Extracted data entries

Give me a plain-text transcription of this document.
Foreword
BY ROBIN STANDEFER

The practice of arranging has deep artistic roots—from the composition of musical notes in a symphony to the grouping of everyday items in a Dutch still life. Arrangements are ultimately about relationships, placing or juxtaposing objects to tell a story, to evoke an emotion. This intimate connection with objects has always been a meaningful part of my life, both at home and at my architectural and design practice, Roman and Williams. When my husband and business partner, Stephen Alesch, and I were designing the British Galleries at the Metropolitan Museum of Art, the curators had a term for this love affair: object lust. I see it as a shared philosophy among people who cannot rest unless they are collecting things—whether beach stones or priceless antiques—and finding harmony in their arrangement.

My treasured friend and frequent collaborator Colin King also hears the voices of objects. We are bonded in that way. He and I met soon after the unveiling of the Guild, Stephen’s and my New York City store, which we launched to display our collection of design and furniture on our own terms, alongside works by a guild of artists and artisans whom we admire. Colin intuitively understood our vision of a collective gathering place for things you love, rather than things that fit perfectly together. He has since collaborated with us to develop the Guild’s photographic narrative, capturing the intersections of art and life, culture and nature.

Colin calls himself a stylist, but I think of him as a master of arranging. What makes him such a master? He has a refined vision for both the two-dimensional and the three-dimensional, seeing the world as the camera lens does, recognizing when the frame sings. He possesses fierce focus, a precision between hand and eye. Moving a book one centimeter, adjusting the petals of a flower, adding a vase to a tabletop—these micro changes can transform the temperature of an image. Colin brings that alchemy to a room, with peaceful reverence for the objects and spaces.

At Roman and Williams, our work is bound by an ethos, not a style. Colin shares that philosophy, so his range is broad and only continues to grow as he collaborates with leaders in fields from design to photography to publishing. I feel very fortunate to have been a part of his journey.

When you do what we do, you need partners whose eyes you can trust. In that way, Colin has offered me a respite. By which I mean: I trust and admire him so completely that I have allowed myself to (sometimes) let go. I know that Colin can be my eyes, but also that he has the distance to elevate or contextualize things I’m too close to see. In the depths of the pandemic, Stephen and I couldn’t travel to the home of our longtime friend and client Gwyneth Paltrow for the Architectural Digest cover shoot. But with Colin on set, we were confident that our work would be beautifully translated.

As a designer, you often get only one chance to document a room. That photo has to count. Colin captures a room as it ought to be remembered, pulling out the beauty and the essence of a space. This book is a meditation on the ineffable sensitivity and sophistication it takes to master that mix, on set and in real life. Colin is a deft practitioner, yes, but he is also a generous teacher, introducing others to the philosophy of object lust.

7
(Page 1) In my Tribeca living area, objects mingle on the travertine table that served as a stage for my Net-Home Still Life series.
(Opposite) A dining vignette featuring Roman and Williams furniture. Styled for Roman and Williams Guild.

--

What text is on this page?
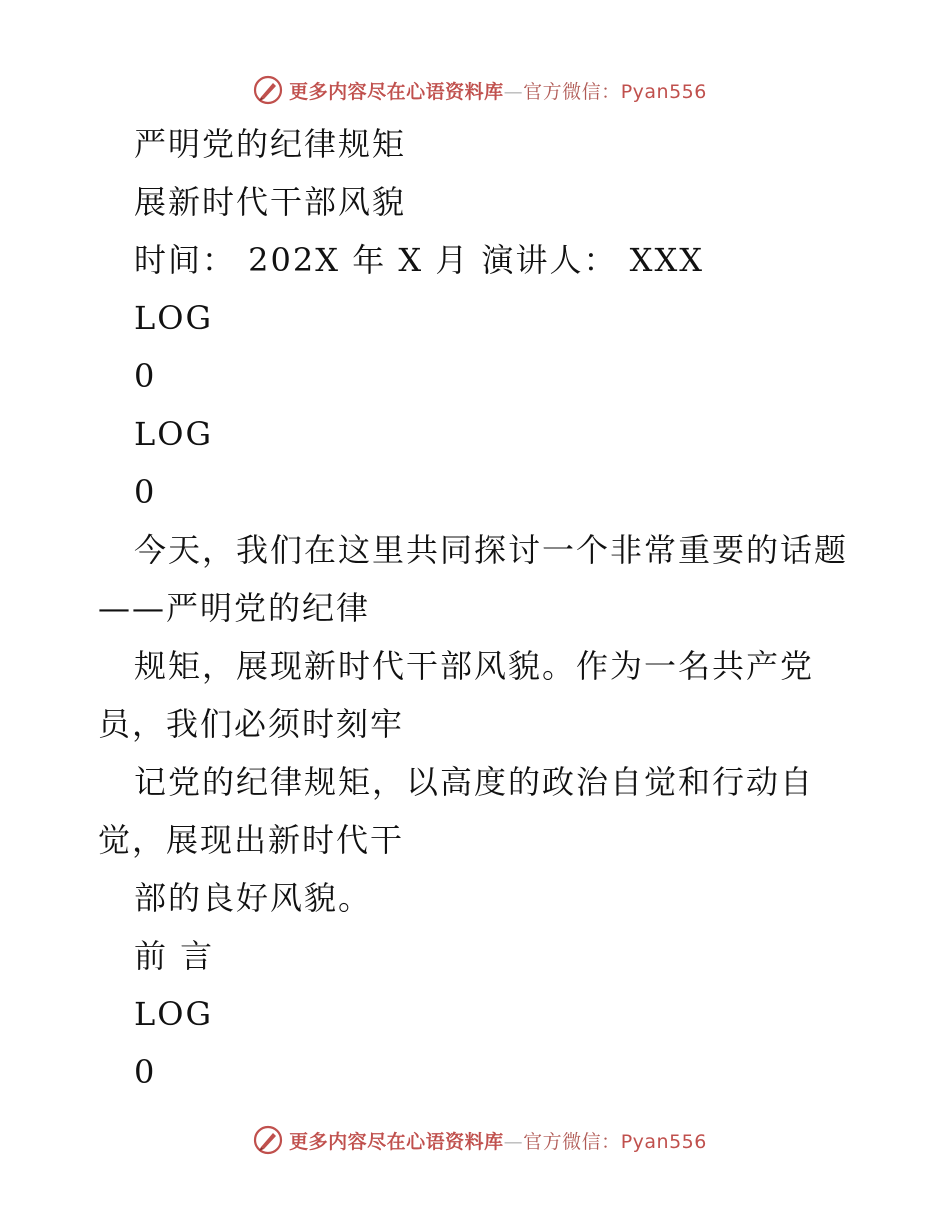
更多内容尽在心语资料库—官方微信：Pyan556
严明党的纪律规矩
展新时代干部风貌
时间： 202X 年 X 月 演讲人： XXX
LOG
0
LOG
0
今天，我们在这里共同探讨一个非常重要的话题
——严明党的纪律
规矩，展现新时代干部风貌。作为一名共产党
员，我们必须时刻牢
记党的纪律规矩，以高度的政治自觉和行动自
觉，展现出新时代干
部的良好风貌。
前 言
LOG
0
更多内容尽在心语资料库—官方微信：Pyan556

==

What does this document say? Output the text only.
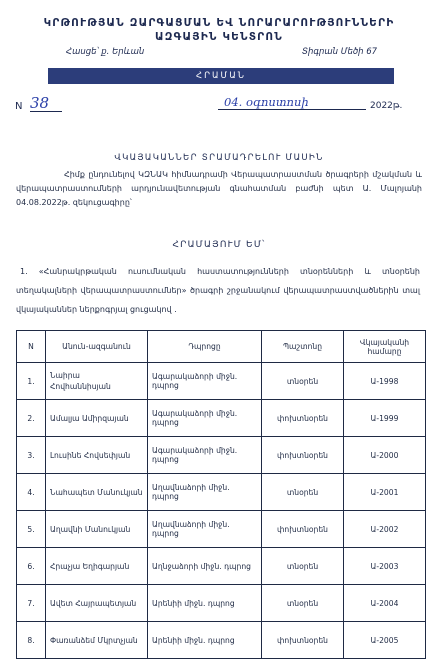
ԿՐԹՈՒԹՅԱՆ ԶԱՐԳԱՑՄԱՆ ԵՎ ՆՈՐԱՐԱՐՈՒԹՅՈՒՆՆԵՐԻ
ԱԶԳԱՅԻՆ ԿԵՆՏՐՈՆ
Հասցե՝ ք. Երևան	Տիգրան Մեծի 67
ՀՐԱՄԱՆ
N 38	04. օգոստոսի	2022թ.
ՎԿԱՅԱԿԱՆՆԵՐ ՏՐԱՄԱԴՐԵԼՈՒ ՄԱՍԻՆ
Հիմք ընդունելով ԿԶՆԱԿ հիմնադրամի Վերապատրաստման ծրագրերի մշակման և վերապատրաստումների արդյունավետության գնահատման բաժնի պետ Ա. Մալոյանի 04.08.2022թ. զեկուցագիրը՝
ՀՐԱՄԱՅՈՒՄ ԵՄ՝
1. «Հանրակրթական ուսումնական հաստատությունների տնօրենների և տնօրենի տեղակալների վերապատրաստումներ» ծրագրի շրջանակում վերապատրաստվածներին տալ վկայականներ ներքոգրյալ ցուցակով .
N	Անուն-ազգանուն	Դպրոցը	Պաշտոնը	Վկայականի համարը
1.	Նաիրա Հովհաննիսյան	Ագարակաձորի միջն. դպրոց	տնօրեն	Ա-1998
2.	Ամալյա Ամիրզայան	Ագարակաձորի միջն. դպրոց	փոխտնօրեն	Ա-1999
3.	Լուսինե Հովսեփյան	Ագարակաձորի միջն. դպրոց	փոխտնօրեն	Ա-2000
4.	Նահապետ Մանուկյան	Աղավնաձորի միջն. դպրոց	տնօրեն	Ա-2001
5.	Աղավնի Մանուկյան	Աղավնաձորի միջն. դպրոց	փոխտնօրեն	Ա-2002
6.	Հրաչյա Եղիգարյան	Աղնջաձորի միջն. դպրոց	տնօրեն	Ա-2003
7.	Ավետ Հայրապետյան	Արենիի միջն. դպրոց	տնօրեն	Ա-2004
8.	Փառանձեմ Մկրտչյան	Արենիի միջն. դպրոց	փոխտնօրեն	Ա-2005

Direction: Identify every line above with the string "Աղավնաձորի" in it. Copy those lines.

Problem solution:
4.	Նահապետ Մանուկյան	Աղավնաձորի միջն. դպրոց	տնօրեն	Ա-2001
5.	Աղավնի Մանուկյան	Աղավնաձորի միջն. դպրոց	փոխտնօրեն	Ա-2002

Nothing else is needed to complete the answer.